> _REQUIRED WORK_
Return the lines beginning at the one that contains "What's the underlying" and running to the end of the records, exactly and with nothing else. Omit pictures.

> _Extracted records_
— Begin —

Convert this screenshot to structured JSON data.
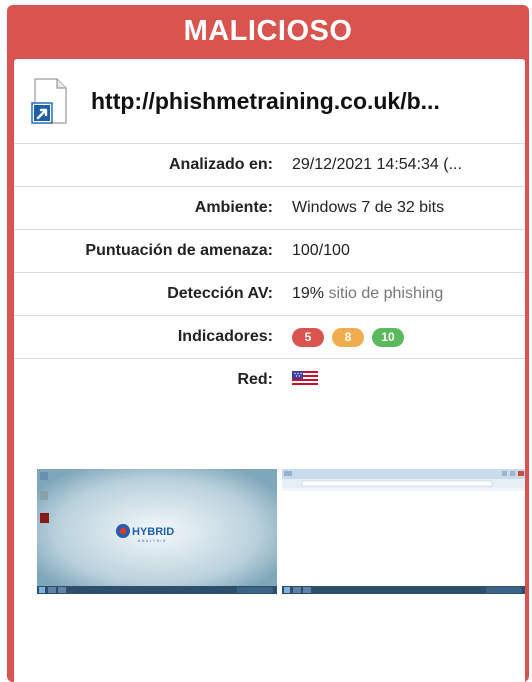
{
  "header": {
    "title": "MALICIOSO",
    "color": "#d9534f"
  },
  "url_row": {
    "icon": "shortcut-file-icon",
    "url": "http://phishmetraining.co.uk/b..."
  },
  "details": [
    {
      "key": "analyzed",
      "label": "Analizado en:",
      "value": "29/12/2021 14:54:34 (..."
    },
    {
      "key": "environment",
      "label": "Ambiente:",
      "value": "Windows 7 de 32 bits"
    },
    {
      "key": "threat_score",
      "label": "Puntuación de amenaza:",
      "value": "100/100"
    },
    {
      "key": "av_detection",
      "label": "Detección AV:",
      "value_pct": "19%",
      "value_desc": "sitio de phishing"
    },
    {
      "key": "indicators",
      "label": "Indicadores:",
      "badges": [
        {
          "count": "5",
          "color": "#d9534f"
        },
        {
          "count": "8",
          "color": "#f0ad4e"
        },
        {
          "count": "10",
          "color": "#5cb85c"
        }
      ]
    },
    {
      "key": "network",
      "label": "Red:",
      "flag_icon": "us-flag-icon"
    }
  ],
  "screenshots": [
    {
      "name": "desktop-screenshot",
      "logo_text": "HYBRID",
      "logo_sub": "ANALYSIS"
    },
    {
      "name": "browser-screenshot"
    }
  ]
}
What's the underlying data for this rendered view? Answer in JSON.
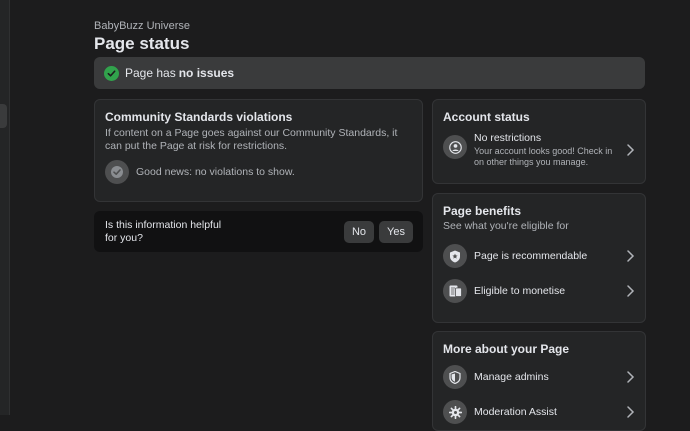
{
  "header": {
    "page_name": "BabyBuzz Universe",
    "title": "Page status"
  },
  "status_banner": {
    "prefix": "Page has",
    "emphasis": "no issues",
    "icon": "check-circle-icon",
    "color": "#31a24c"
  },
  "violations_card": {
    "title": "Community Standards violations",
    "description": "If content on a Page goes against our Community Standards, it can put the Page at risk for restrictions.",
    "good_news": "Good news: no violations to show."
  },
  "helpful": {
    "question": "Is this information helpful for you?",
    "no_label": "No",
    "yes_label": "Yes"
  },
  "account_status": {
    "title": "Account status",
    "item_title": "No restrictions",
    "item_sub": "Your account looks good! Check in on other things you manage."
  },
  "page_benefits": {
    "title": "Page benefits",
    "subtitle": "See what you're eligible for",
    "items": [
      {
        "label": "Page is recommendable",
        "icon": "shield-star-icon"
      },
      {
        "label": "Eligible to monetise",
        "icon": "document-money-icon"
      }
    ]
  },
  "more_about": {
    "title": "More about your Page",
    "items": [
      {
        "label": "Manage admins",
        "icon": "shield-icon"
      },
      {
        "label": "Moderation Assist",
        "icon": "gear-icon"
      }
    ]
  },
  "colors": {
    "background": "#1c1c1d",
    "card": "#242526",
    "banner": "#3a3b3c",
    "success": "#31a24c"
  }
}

— End —

> _IN RESPONSE_
What's the underlying data for this rendered view? Answer in JSON.
{
  "header": {
    "page_name": "BabyBuzz Universe",
    "title": "Page status"
  },
  "status_banner": {
    "prefix": "Page has",
    "emphasis": "no issues",
    "icon": "check-circle-icon",
    "color": "#31a24c"
  },
  "violations_card": {
    "title": "Community Standards violations",
    "description": "If content on a Page goes against our Community Standards, it can put the Page at risk for restrictions.",
    "good_news": "Good news: no violations to show."
  },
  "helpful": {
    "question": "Is this information helpful for you?",
    "no_label": "No",
    "yes_label": "Yes"
  },
  "account_status": {
    "title": "Account status",
    "item_title": "No restrictions",
    "item_sub": "Your account looks good! Check in on other things you manage."
  },
  "page_benefits": {
    "title": "Page benefits",
    "subtitle": "See what you're eligible for",
    "items": [
      {
        "label": "Page is recommendable",
        "icon": "shield-star-icon"
      },
      {
        "label": "Eligible to monetise",
        "icon": "document-money-icon"
      }
    ]
  },
  "more_about": {
    "title": "More about your Page",
    "items": [
      {
        "label": "Manage admins",
        "icon": "shield-icon"
      },
      {
        "label": "Moderation Assist",
        "icon": "gear-icon"
      }
    ]
  },
  "colors": {
    "background": "#1c1c1d",
    "card": "#242526",
    "banner": "#3a3b3c",
    "success": "#31a24c"
  }
}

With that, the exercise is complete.